-- Exercise objective --
Extract every line where the string "Wymagania" appears.

========================================================================

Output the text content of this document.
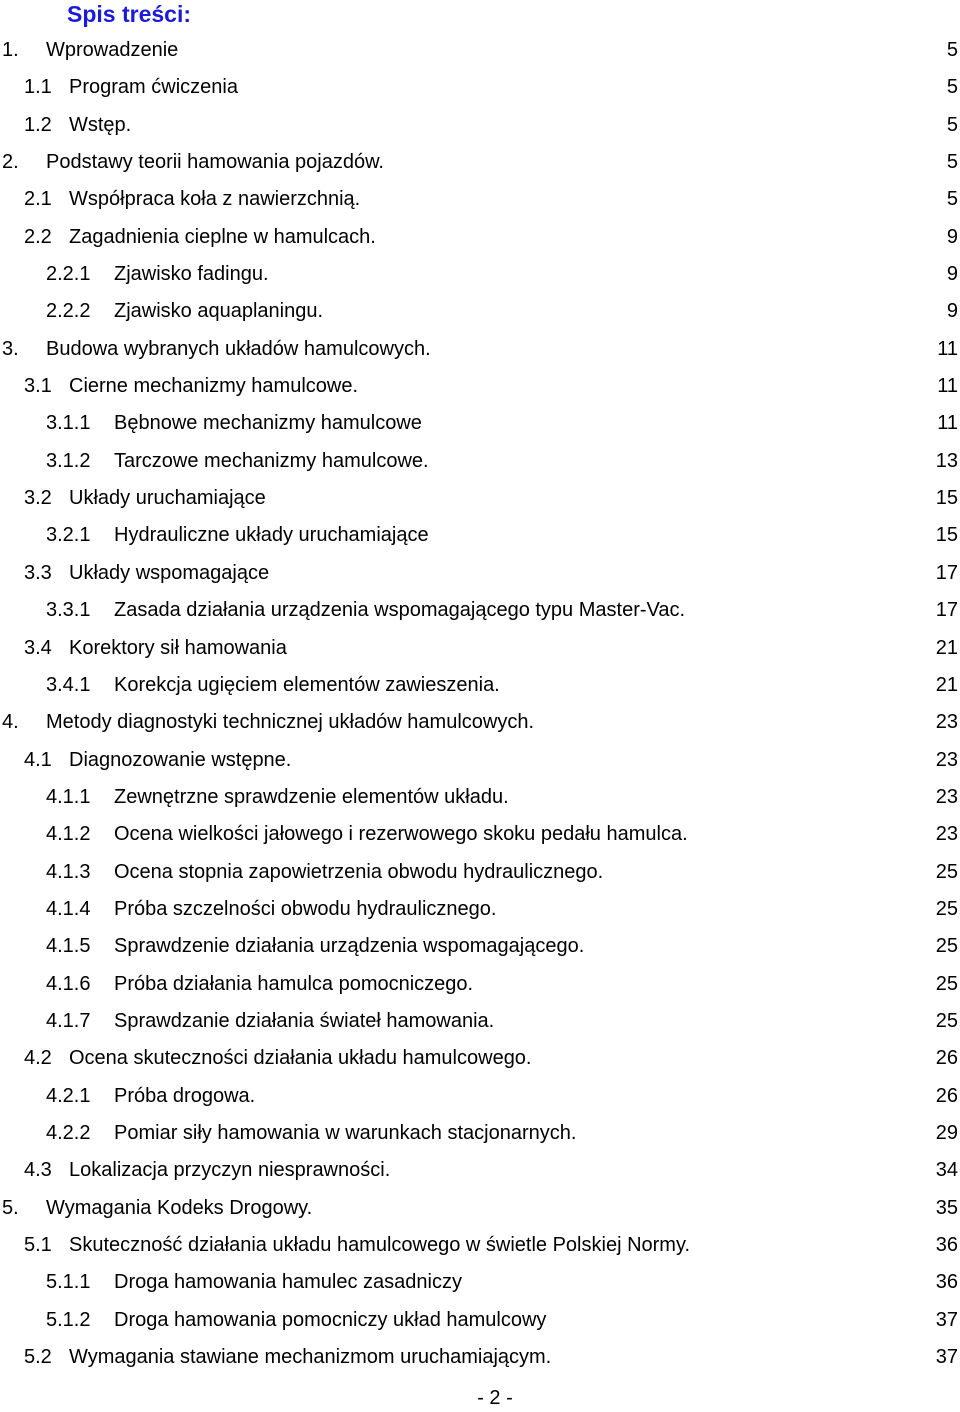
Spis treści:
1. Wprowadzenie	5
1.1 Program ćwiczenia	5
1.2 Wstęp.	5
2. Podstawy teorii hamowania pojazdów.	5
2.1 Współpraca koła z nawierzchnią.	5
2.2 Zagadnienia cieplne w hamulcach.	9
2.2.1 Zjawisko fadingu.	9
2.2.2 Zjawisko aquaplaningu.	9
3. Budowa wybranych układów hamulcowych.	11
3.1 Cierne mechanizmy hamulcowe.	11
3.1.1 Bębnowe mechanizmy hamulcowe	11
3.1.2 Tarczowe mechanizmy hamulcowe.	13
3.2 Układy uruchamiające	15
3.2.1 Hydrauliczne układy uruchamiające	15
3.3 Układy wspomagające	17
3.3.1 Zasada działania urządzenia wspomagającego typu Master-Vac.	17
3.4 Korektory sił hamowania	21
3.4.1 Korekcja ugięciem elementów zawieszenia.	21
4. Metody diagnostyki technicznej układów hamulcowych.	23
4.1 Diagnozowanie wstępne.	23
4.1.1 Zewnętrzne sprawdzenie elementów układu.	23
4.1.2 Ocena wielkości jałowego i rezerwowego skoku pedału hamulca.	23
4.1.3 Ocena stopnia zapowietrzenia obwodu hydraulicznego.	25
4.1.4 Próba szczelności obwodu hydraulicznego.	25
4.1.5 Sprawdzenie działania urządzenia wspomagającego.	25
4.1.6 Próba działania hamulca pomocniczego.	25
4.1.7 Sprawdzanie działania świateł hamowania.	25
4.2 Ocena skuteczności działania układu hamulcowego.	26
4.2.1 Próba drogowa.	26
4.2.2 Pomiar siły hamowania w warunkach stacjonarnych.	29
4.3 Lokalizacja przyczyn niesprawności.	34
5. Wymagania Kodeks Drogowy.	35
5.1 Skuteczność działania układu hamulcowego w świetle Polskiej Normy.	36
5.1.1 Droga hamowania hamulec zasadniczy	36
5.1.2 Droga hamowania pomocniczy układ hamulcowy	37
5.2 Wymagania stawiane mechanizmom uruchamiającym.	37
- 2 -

========================================================================

-- Task result --
5. Wymagania Kodeks Drogowy.	35
5.2 Wymagania stawiane mechanizmom uruchamiającym.	37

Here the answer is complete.